#### What is being asked:
Copy everything in the listing below word for word, apart from any images.

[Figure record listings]
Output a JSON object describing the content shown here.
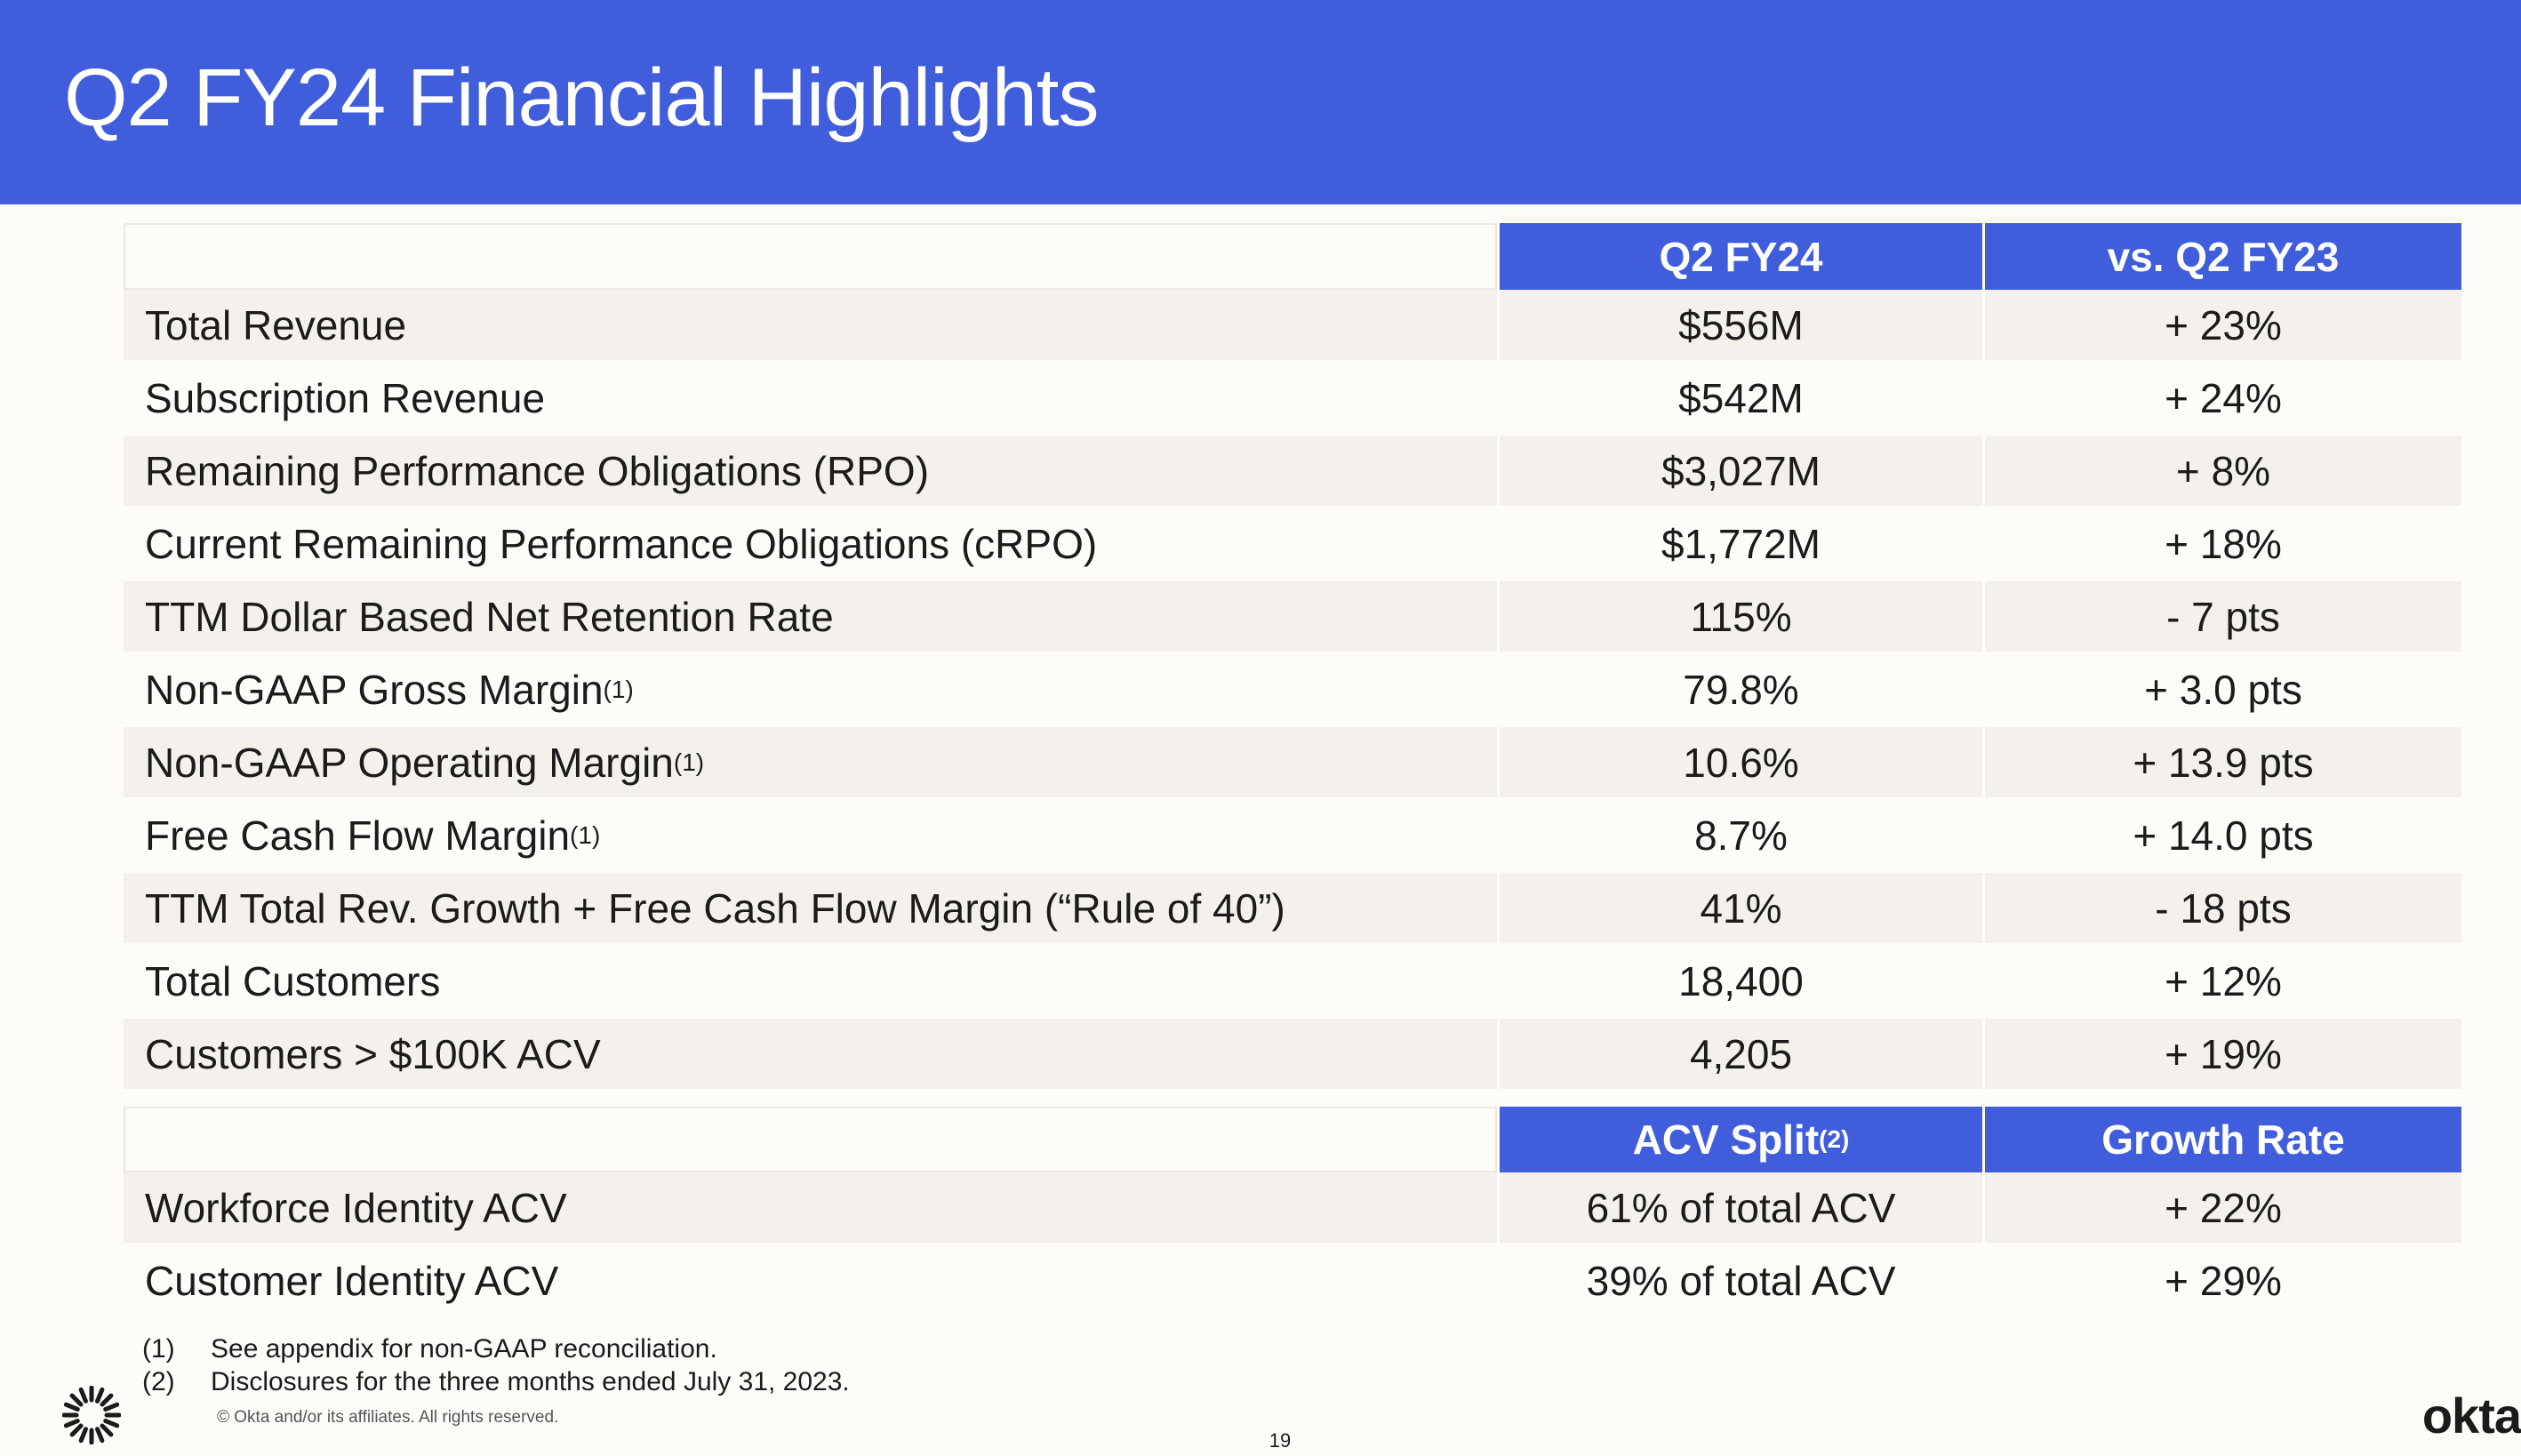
{
  "header": {
    "title": "Q2 FY24 Financial Highlights"
  },
  "table": {
    "columns": [
      "Q2 FY24",
      "vs. Q2 FY23"
    ],
    "rows": [
      {
        "metric": "Total Revenue",
        "value": "$556M",
        "change": "+ 23%"
      },
      {
        "metric": "Subscription Revenue",
        "value": "$542M",
        "change": "+ 24%"
      },
      {
        "metric": "Remaining Performance Obligations (RPO)",
        "value": "$3,027M",
        "change": "+ 8%"
      },
      {
        "metric": "Current Remaining Performance Obligations (cRPO)",
        "value": "$1,772M",
        "change": "+ 18%"
      },
      {
        "metric": "TTM Dollar Based Net Retention Rate",
        "value": "115%",
        "change": "- 7 pts"
      },
      {
        "metric": "Non-GAAP Gross Margin",
        "note": "(1)",
        "value": "79.8%",
        "change": "+ 3.0 pts"
      },
      {
        "metric": "Non-GAAP Operating Margin",
        "note": "(1)",
        "value": "10.6%",
        "change": "+ 13.9 pts"
      },
      {
        "metric": "Free Cash Flow Margin",
        "note": "(1)",
        "value": "8.7%",
        "change": "+ 14.0 pts"
      },
      {
        "metric": "TTM Total Rev. Growth + Free Cash Flow Margin (“Rule of 40”)",
        "value": "41%",
        "change": "- 18 pts"
      },
      {
        "metric": "Total Customers",
        "value": "18,400",
        "change": "+ 12%"
      },
      {
        "metric": "Customers > $100K ACV",
        "value": "4,205",
        "change": "+ 19%"
      }
    ]
  },
  "acv_table": {
    "columns": [
      {
        "label": "ACV Split",
        "note": "(2)"
      },
      {
        "label": "Growth Rate"
      }
    ],
    "rows": [
      {
        "metric": "Workforce Identity ACV",
        "value": "61% of total ACV",
        "change": "+ 22%"
      },
      {
        "metric": "Customer Identity ACV",
        "value": "39% of total ACV",
        "change": "+ 29%"
      }
    ]
  },
  "footnotes": [
    {
      "marker": "(1)",
      "text": "See appendix for non-GAAP reconciliation."
    },
    {
      "marker": "(2)",
      "text": "Disclosures for the three months ended July 31, 2023."
    }
  ],
  "copyright": "© Okta and/or its affiliates. All rights reserved.",
  "page_number": "19",
  "logo": "okta"
}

#### Output of the task:
Output a JSON object describing the content shown here.
{
  "header": {
    "title": "Q2 FY24 Financial Highlights"
  },
  "table": {
    "columns": [
      "Q2 FY24",
      "vs. Q2 FY23"
    ],
    "rows": [
      {
        "metric": "Total Revenue",
        "value": "$556M",
        "change": "+ 23%"
      },
      {
        "metric": "Subscription Revenue",
        "value": "$542M",
        "change": "+ 24%"
      },
      {
        "metric": "Remaining Performance Obligations (RPO)",
        "value": "$3,027M",
        "change": "+ 8%"
      },
      {
        "metric": "Current Remaining Performance Obligations (cRPO)",
        "value": "$1,772M",
        "change": "+ 18%"
      },
      {
        "metric": "TTM Dollar Based Net Retention Rate",
        "value": "115%",
        "change": "- 7 pts"
      },
      {
        "metric": "Non-GAAP Gross Margin",
        "note": "(1)",
        "value": "79.8%",
        "change": "+ 3.0 pts"
      },
      {
        "metric": "Non-GAAP Operating Margin",
        "note": "(1)",
        "value": "10.6%",
        "change": "+ 13.9 pts"
      },
      {
        "metric": "Free Cash Flow Margin",
        "note": "(1)",
        "value": "8.7%",
        "change": "+ 14.0 pts"
      },
      {
        "metric": "TTM Total Rev. Growth + Free Cash Flow Margin (“Rule of 40”)",
        "value": "41%",
        "change": "- 18 pts"
      },
      {
        "metric": "Total Customers",
        "value": "18,400",
        "change": "+ 12%"
      },
      {
        "metric": "Customers > $100K ACV",
        "value": "4,205",
        "change": "+ 19%"
      }
    ]
  },
  "acv_table": {
    "columns": [
      {
        "label": "ACV Split",
        "note": "(2)"
      },
      {
        "label": "Growth Rate"
      }
    ],
    "rows": [
      {
        "metric": "Workforce Identity ACV",
        "value": "61% of total ACV",
        "change": "+ 22%"
      },
      {
        "metric": "Customer Identity ACV",
        "value": "39% of total ACV",
        "change": "+ 29%"
      }
    ]
  },
  "footnotes": [
    {
      "marker": "(1)",
      "text": "See appendix for non-GAAP reconciliation."
    },
    {
      "marker": "(2)",
      "text": "Disclosures for the three months ended July 31, 2023."
    }
  ],
  "copyright": "© Okta and/or its affiliates. All rights reserved.",
  "page_number": "19",
  "logo": "okta"
}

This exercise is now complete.